EXERCISE OBJECTIVE:
Go through the data below and copy it exactly, skipping every picture.

ITEMS:
# # #

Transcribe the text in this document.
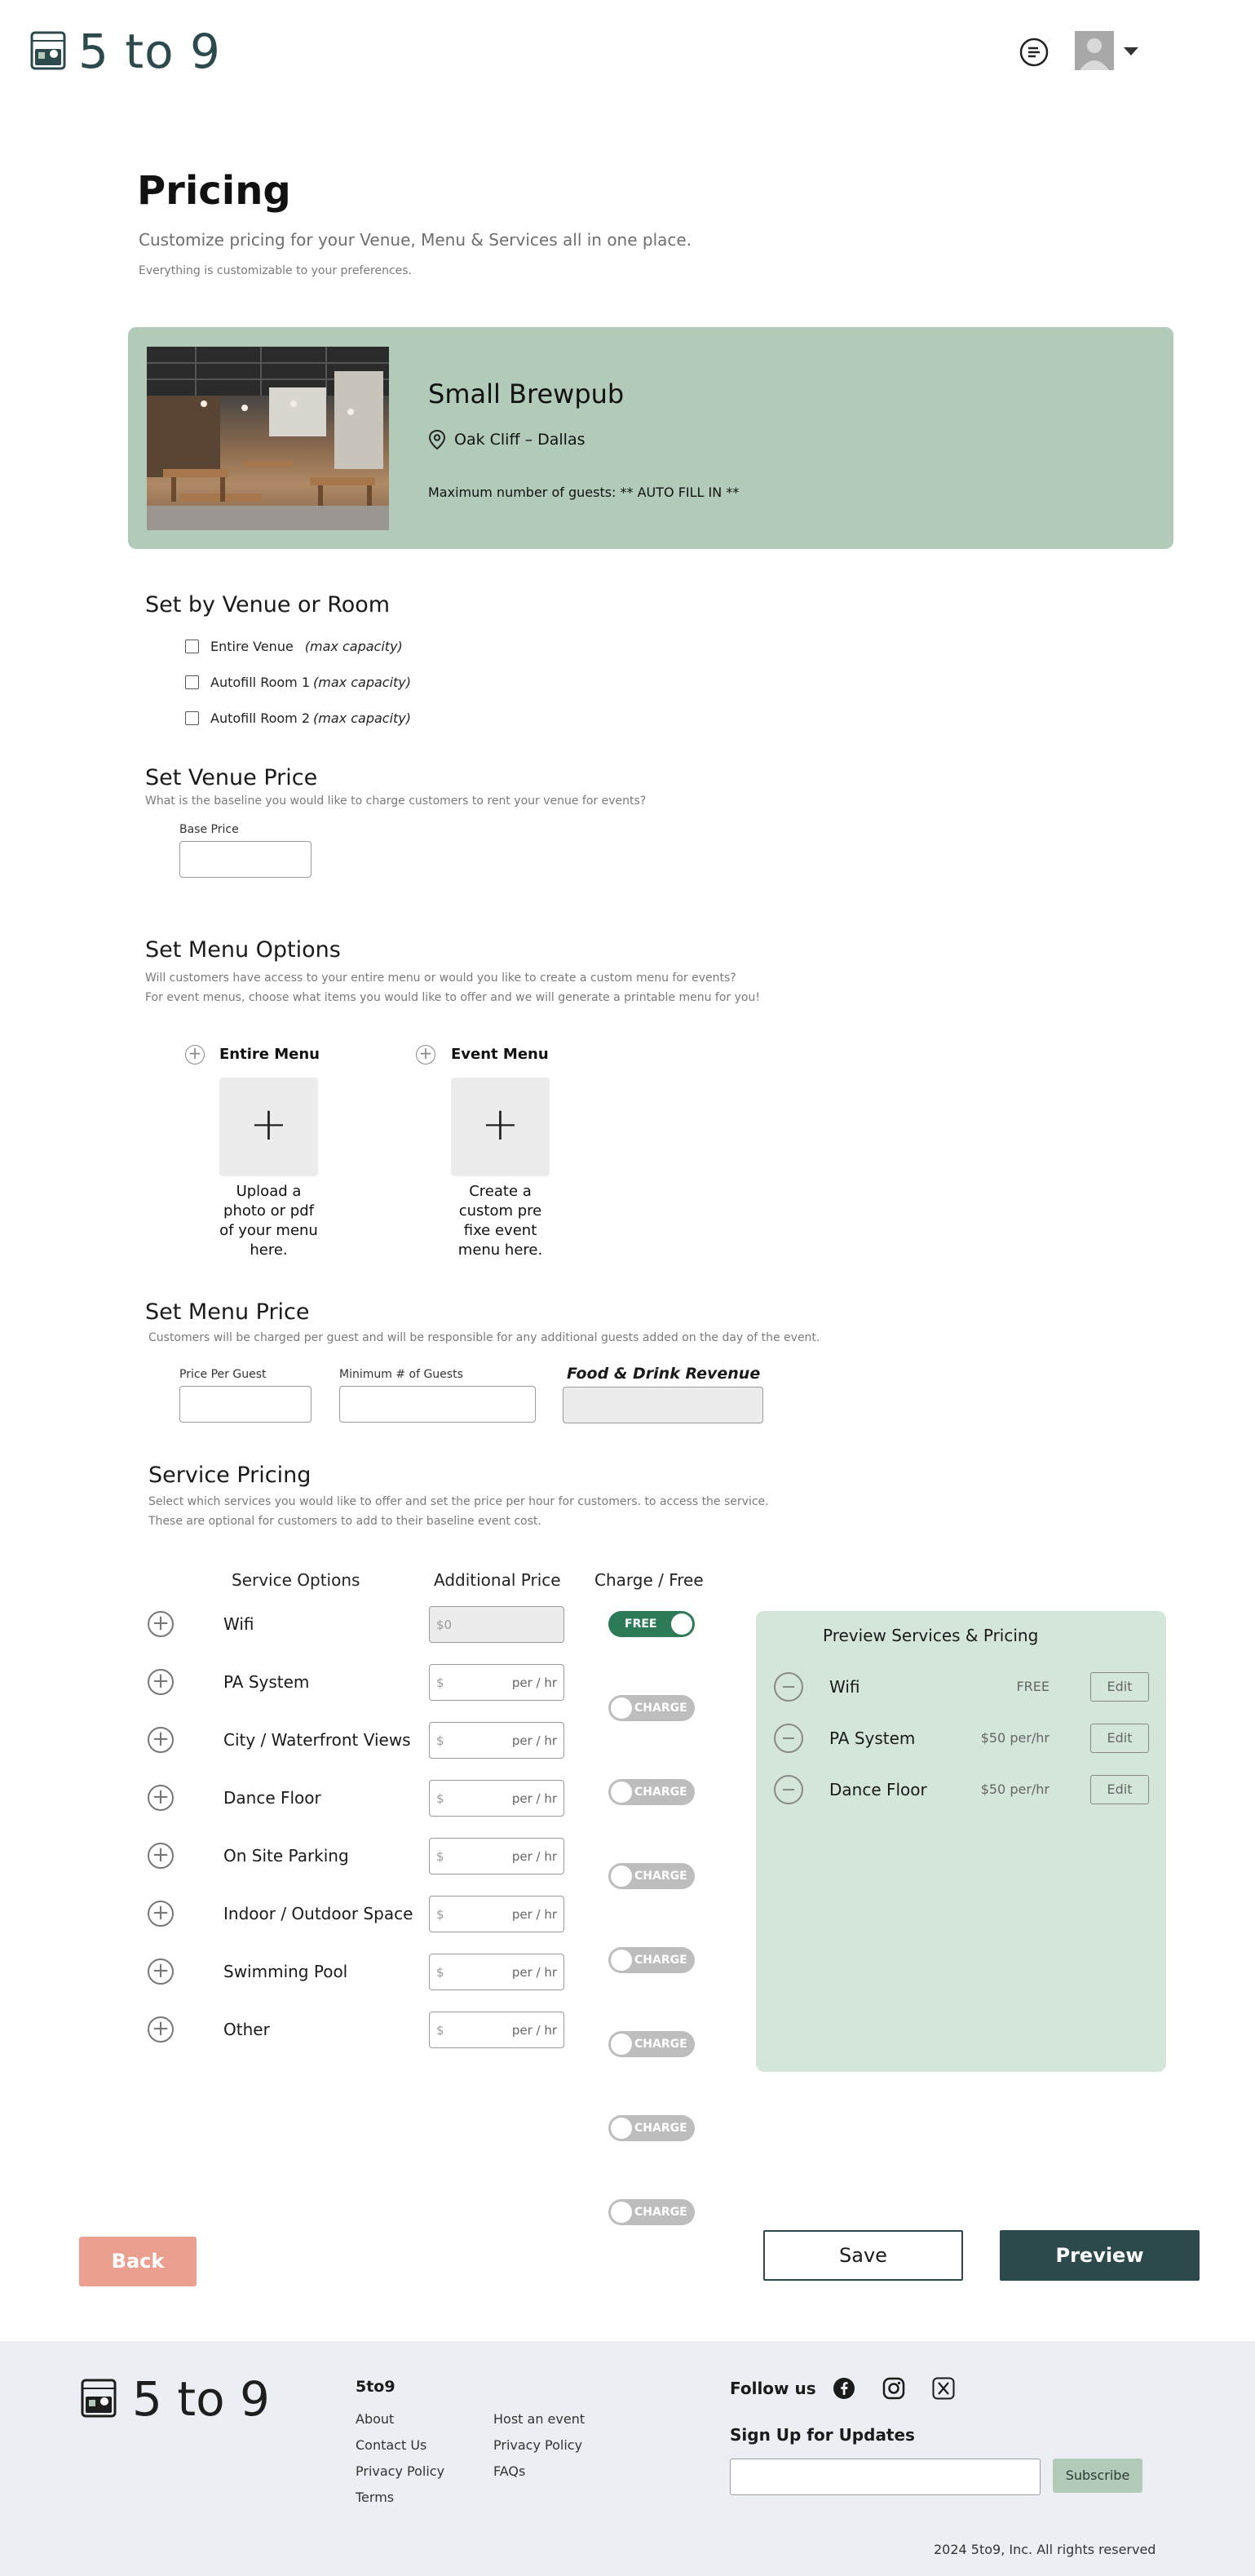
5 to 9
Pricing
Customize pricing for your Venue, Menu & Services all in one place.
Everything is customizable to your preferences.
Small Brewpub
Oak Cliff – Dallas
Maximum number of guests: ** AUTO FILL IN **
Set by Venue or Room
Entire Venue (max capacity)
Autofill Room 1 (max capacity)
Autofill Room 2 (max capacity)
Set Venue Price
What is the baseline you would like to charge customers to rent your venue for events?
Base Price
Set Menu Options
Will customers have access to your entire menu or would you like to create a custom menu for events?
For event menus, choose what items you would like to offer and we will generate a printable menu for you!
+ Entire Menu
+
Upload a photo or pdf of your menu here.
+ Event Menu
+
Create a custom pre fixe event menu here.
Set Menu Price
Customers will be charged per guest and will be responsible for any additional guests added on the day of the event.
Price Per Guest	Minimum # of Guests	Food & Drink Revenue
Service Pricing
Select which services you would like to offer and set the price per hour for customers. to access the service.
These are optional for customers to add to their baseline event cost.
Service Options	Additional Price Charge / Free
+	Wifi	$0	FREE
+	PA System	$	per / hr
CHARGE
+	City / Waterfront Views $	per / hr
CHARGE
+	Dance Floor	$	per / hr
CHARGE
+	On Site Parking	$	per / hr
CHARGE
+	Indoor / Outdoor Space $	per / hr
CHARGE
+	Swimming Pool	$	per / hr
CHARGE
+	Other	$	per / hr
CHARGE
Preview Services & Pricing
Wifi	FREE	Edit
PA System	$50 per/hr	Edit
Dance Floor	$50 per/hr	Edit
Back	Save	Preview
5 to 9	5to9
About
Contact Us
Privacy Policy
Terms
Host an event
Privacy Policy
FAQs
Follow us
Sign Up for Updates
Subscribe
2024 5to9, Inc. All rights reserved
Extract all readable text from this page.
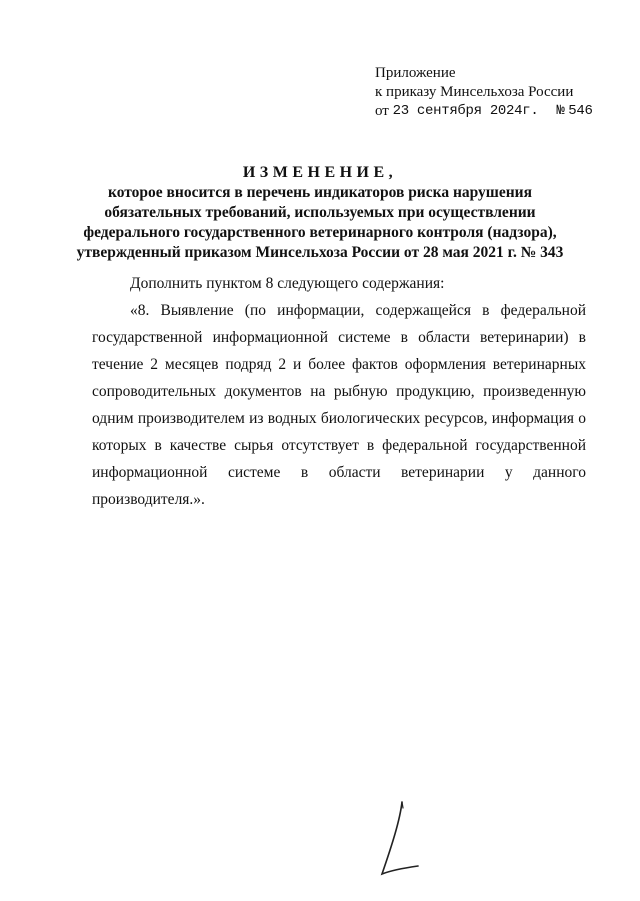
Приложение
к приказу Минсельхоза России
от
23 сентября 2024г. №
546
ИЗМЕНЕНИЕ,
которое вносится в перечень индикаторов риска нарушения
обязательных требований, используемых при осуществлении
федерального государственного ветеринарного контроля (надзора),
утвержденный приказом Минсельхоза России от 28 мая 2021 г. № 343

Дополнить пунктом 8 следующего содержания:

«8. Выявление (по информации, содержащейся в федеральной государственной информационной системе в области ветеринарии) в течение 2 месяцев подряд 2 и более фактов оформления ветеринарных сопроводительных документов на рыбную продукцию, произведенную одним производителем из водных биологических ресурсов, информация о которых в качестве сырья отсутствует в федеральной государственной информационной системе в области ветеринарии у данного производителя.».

# # #

ANSWER TO THIS TASK:
Transcribe the text in this document.
5 to 9
Pricing
Customize pricing for your Venue, Menu & Services all in one place.
Everything is customizable to your preferences.
Small Brewpub
Oak Cliff – Dallas
Maximum number of guests: ** AUTO FILL IN **
Set by Venue or Room
Entire Venue (max capacity)
Autofill Room 1 (max capacity)
Autofill Room 2 (max capacity)
Set Venue Price
What is the baseline you would like to charge customers to rent your venue for events?
Base Price
Set Menu Options
Will customers have access to your entire menu or would you like to create a custom menu for events?
For event menus, choose what items you would like to offer and we will generate a printable menu for you!
+ Entire Menu
+
Upload a photo or pdf of your menu here.
+ Event Menu
+
Create a custom pre fixe event menu here.
Set Menu Price
Customers will be charged per guest and will be responsible for any additional guests added on the day of the event.
Price Per Guest	Minimum # of Guests	Food & Drink Revenue
Service Pricing
Select which services you would like to offer and set the price per hour for customers. to access the service.
These are optional for customers to add to their baseline event cost.
Service Options	Additional Price Charge / Free
+	Wifi	$0	FREE
+	PA System	$	per / hr
CHARGE
+	City / Waterfront Views $	per / hr
CHARGE
+	Dance Floor	$	per / hr
CHARGE
+	On Site Parking	$	per / hr
CHARGE
+	Indoor / Outdoor Space $	per / hr
CHARGE
+	Swimming Pool	$	per / hr
CHARGE
+	Other	$	per / hr
CHARGE
Preview Services & Pricing
Wifi	FREE	Edit
PA System	$50 per/hr	Edit
Dance Floor	$50 per/hr	Edit
Back	Save	Preview
5 to 9	5to9
About
Contact Us
Privacy Policy
Terms
Host an event
Privacy Policy
FAQs
Follow us
Sign Up for Updates
Subscribe
2024 5to9, Inc. All rights reserved
Extract all readable text from this page.
Приложение
к приказу Минсельхоза России
от
23 сентября 2024г. №
546
ИЗМЕНЕНИЕ,
которое вносится в перечень индикаторов риска нарушения
обязательных требований, используемых при осуществлении
федерального государственного ветеринарного контроля (надзора),
утвержденный приказом Минсельхоза России от 28 мая 2021 г. № 343

Дополнить пунктом 8 следующего содержания:

«8. Выявление (по информации, содержащейся в федеральной государственной информационной системе в области ветеринарии) в течение 2 месяцев подряд 2 и более фактов оформления ветеринарных сопроводительных документов на рыбную продукцию, произведенную одним производителем из водных биологических ресурсов, информация о которых в качестве сырья отсутствует в федеральной государственной информационной системе в области ветеринарии у данного производителя.».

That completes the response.